GIVEN TASK: Every line of the material below must be repeated exactly.

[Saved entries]
....................

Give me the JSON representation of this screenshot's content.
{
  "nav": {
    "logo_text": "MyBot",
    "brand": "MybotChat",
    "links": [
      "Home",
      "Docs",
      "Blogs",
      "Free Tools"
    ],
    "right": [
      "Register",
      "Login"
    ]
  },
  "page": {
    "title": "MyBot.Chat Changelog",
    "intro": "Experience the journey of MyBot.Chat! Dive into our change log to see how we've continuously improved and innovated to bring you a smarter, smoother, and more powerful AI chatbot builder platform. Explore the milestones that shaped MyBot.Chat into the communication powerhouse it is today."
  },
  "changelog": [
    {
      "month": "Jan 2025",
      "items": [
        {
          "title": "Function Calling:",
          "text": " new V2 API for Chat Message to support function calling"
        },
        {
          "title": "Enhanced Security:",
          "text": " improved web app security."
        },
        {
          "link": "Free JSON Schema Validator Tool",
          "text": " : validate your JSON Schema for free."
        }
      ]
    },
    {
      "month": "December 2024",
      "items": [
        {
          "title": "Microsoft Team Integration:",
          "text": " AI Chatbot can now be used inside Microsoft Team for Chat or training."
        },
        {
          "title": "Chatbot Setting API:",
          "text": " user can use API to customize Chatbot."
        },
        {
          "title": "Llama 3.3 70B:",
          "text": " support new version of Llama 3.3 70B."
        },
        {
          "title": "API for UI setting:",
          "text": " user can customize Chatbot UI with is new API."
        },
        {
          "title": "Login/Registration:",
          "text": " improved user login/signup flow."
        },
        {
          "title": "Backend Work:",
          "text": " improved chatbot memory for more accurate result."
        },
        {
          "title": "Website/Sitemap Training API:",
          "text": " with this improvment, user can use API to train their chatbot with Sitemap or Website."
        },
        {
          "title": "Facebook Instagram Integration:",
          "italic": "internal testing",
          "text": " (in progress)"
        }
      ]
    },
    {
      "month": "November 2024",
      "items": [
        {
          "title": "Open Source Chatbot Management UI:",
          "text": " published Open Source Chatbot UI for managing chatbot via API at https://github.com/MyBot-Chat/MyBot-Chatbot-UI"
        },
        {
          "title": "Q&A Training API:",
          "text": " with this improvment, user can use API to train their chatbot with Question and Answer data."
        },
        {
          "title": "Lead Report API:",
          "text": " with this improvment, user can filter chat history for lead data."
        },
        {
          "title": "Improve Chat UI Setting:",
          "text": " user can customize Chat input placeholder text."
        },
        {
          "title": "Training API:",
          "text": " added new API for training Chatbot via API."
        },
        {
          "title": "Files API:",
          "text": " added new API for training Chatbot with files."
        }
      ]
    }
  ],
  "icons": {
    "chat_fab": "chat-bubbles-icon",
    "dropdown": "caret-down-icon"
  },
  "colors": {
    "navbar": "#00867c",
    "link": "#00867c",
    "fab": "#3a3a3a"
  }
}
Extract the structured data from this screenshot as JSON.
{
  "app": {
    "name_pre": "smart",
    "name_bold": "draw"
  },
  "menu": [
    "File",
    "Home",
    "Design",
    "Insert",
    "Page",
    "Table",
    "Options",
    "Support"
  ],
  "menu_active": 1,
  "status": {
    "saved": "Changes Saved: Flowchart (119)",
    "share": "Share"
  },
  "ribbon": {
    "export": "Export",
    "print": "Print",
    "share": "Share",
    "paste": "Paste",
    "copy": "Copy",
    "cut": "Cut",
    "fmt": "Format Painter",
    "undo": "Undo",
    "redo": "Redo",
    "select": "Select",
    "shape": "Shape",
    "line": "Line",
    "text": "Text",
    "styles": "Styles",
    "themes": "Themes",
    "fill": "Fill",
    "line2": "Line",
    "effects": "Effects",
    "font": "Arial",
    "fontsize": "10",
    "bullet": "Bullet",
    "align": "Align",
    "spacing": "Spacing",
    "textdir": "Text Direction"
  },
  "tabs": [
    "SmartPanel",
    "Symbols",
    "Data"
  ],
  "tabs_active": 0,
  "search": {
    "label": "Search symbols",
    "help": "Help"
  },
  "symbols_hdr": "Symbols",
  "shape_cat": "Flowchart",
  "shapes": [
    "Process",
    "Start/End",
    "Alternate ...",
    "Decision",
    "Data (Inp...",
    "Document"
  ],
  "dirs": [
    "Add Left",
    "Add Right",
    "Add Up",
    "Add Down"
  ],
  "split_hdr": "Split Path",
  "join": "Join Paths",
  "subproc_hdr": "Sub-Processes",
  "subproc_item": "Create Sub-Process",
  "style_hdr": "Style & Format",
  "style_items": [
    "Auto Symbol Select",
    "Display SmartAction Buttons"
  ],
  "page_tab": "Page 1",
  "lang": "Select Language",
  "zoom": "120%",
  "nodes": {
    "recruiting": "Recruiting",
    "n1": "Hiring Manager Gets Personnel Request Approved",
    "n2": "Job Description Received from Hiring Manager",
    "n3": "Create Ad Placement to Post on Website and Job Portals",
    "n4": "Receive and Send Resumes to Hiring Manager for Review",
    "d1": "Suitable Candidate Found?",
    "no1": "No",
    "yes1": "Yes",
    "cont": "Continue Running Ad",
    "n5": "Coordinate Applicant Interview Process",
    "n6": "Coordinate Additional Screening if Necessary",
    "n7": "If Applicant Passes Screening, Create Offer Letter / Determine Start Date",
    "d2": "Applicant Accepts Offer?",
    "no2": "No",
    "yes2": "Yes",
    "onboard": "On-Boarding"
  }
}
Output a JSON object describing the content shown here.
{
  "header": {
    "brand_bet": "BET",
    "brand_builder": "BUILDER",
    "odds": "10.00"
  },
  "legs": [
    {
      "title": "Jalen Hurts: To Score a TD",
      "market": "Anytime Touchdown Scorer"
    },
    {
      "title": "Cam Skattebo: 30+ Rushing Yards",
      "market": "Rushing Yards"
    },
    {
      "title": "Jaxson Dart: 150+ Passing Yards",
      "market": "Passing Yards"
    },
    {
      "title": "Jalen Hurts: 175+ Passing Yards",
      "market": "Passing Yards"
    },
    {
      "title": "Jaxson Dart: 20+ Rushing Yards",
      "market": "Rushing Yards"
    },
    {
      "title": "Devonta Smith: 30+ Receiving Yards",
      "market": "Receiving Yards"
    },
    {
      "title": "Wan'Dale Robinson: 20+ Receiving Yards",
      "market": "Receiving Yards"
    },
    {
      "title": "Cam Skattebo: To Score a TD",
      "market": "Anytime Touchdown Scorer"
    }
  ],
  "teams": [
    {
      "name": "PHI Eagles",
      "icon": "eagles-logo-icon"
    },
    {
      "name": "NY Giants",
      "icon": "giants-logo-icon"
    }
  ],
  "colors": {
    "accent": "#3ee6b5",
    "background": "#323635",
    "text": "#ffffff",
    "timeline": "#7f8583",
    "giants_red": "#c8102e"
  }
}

....................

ANSWER TO THIS PROBLEM:
Give me the JSON representation of this screenshot's content.
{
  "nav": {
    "logo_text": "MyBot",
    "brand": "MybotChat",
    "links": [
      "Home",
      "Docs",
      "Blogs",
      "Free Tools"
    ],
    "right": [
      "Register",
      "Login"
    ]
  },
  "page": {
    "title": "MyBot.Chat Changelog",
    "intro": "Experience the journey of MyBot.Chat! Dive into our change log to see how we've continuously improved and innovated to bring you a smarter, smoother, and more powerful AI chatbot builder platform. Explore the milestones that shaped MyBot.Chat into the communication powerhouse it is today."
  },
  "changelog": [
    {
      "month": "Jan 2025",
      "items": [
        {
          "title": "Function Calling:",
          "text": " new V2 API for Chat Message to support function calling"
        },
        {
          "title": "Enhanced Security:",
          "text": " improved web app security."
        },
        {
          "link": "Free JSON Schema Validator Tool",
          "text": " : validate your JSON Schema for free."
        }
      ]
    },
    {
      "month": "December 2024",
      "items": [
        {
          "title": "Microsoft Team Integration:",
          "text": " AI Chatbot can now be used inside Microsoft Team for Chat or training."
        },
        {
          "title": "Chatbot Setting API:",
          "text": " user can use API to customize Chatbot."
        },
        {
          "title": "Llama 3.3 70B:",
          "text": " support new version of Llama 3.3 70B."
        },
        {
          "title": "API for UI setting:",
          "text": " user can customize Chatbot UI with is new API."
        },
        {
          "title": "Login/Registration:",
          "text": " improved user login/signup flow."
        },
        {
          "title": "Backend Work:",
          "text": " improved chatbot memory for more accurate result."
        },
        {
          "title": "Website/Sitemap Training API:",
          "text": " with this improvment, user can use API to train their chatbot with Sitemap or Website."
        },
        {
          "title": "Facebook Instagram Integration:",
          "italic": "internal testing",
          "text": " (in progress)"
        }
      ]
    },
    {
      "month": "November 2024",
      "items": [
        {
          "title": "Open Source Chatbot Management UI:",
          "text": " published Open Source Chatbot UI for managing chatbot via API at https://github.com/MyBot-Chat/MyBot-Chatbot-UI"
        },
        {
          "title": "Q&A Training API:",
          "text": " with this improvment, user can use API to train their chatbot with Question and Answer data."
        },
        {
          "title": "Lead Report API:",
          "text": " with this improvment, user can filter chat history for lead data."
        },
        {
          "title": "Improve Chat UI Setting:",
          "text": " user can customize Chat input placeholder text."
        },
        {
          "title": "Training API:",
          "text": " added new API for training Chatbot via API."
        },
        {
          "title": "Files API:",
          "text": " added new API for training Chatbot with files."
        }
      ]
    }
  ],
  "icons": {
    "chat_fab": "chat-bubbles-icon",
    "dropdown": "caret-down-icon"
  },
  "colors": {
    "navbar": "#00867c",
    "link": "#00867c",
    "fab": "#3a3a3a"
  }
}
Extract the structured data from this screenshot as JSON.
{
  "app": {
    "name_pre": "smart",
    "name_bold": "draw"
  },
  "menu": [
    "File",
    "Home",
    "Design",
    "Insert",
    "Page",
    "Table",
    "Options",
    "Support"
  ],
  "menu_active": 1,
  "status": {
    "saved": "Changes Saved: Flowchart (119)",
    "share": "Share"
  },
  "ribbon": {
    "export": "Export",
    "print": "Print",
    "share": "Share",
    "paste": "Paste",
    "copy": "Copy",
    "cut": "Cut",
    "fmt": "Format Painter",
    "undo": "Undo",
    "redo": "Redo",
    "select": "Select",
    "shape": "Shape",
    "line": "Line",
    "text": "Text",
    "styles": "Styles",
    "themes": "Themes",
    "fill": "Fill",
    "line2": "Line",
    "effects": "Effects",
    "font": "Arial",
    "fontsize": "10",
    "bullet": "Bullet",
    "align": "Align",
    "spacing": "Spacing",
    "textdir": "Text Direction"
  },
  "tabs": [
    "SmartPanel",
    "Symbols",
    "Data"
  ],
  "tabs_active": 0,
  "search": {
    "label": "Search symbols",
    "help": "Help"
  },
  "symbols_hdr": "Symbols",
  "shape_cat": "Flowchart",
  "shapes": [
    "Process",
    "Start/End",
    "Alternate ...",
    "Decision",
    "Data (Inp...",
    "Document"
  ],
  "dirs": [
    "Add Left",
    "Add Right",
    "Add Up",
    "Add Down"
  ],
  "split_hdr": "Split Path",
  "join": "Join Paths",
  "subproc_hdr": "Sub-Processes",
  "subproc_item": "Create Sub-Process",
  "style_hdr": "Style & Format",
  "style_items": [
    "Auto Symbol Select",
    "Display SmartAction Buttons"
  ],
  "page_tab": "Page 1",
  "lang": "Select Language",
  "zoom": "120%",
  "nodes": {
    "recruiting": "Recruiting",
    "n1": "Hiring Manager Gets Personnel Request Approved",
    "n2": "Job Description Received from Hiring Manager",
    "n3": "Create Ad Placement to Post on Website and Job Portals",
    "n4": "Receive and Send Resumes to Hiring Manager for Review",
    "d1": "Suitable Candidate Found?",
    "no1": "No",
    "yes1": "Yes",
    "cont": "Continue Running Ad",
    "n5": "Coordinate Applicant Interview Process",
    "n6": "Coordinate Additional Screening if Necessary",
    "n7": "If Applicant Passes Screening, Create Offer Letter / Determine Start Date",
    "d2": "Applicant Accepts Offer?",
    "no2": "No",
    "yes2": "Yes",
    "onboard": "On-Boarding"
  }
}
Output a JSON object describing the content shown here.
{
  "header": {
    "brand_bet": "BET",
    "brand_builder": "BUILDER",
    "odds": "10.00"
  },
  "legs": [
    {
      "title": "Jalen Hurts: To Score a TD",
      "market": "Anytime Touchdown Scorer"
    },
    {
      "title": "Cam Skattebo: 30+ Rushing Yards",
      "market": "Rushing Yards"
    },
    {
      "title": "Jaxson Dart: 150+ Passing Yards",
      "market": "Passing Yards"
    },
    {
      "title": "Jalen Hurts: 175+ Passing Yards",
      "market": "Passing Yards"
    },
    {
      "title": "Jaxson Dart: 20+ Rushing Yards",
      "market": "Rushing Yards"
    },
    {
      "title": "Devonta Smith: 30+ Receiving Yards",
      "market": "Receiving Yards"
    },
    {
      "title": "Wan'Dale Robinson: 20+ Receiving Yards",
      "market": "Receiving Yards"
    },
    {
      "title": "Cam Skattebo: To Score a TD",
      "market": "Anytime Touchdown Scorer"
    }
  ],
  "teams": [
    {
      "name": "PHI Eagles",
      "icon": "eagles-logo-icon"
    },
    {
      "name": "NY Giants",
      "icon": "giants-logo-icon"
    }
  ],
  "colors": {
    "accent": "#3ee6b5",
    "background": "#323635",
    "text": "#ffffff",
    "timeline": "#7f8583",
    "giants_red": "#c8102e"
  }
}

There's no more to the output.